(Dataset items)
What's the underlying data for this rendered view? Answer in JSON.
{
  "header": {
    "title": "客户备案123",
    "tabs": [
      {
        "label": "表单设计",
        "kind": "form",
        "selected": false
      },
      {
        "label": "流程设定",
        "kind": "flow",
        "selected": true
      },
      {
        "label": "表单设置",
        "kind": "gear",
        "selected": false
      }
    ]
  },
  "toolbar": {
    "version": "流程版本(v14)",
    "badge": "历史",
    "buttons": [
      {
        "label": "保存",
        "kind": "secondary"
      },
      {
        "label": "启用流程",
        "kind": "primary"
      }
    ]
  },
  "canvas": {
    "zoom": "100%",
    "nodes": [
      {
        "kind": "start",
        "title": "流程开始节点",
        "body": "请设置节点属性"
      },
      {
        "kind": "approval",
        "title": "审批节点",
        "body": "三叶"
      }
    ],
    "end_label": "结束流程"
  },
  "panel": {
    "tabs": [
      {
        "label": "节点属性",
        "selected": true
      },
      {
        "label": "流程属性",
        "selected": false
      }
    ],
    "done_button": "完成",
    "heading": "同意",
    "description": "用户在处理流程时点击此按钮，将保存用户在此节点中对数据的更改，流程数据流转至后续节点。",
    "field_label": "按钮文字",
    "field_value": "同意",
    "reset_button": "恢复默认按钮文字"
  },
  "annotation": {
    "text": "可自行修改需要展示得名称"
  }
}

→ **What you should do**
In the entries above, find each line with the word "title" and copy it.

→ **Answer to this exercise**
    "title": "客户备案123",
        "title": "流程开始节点",
        "title": "审批节点",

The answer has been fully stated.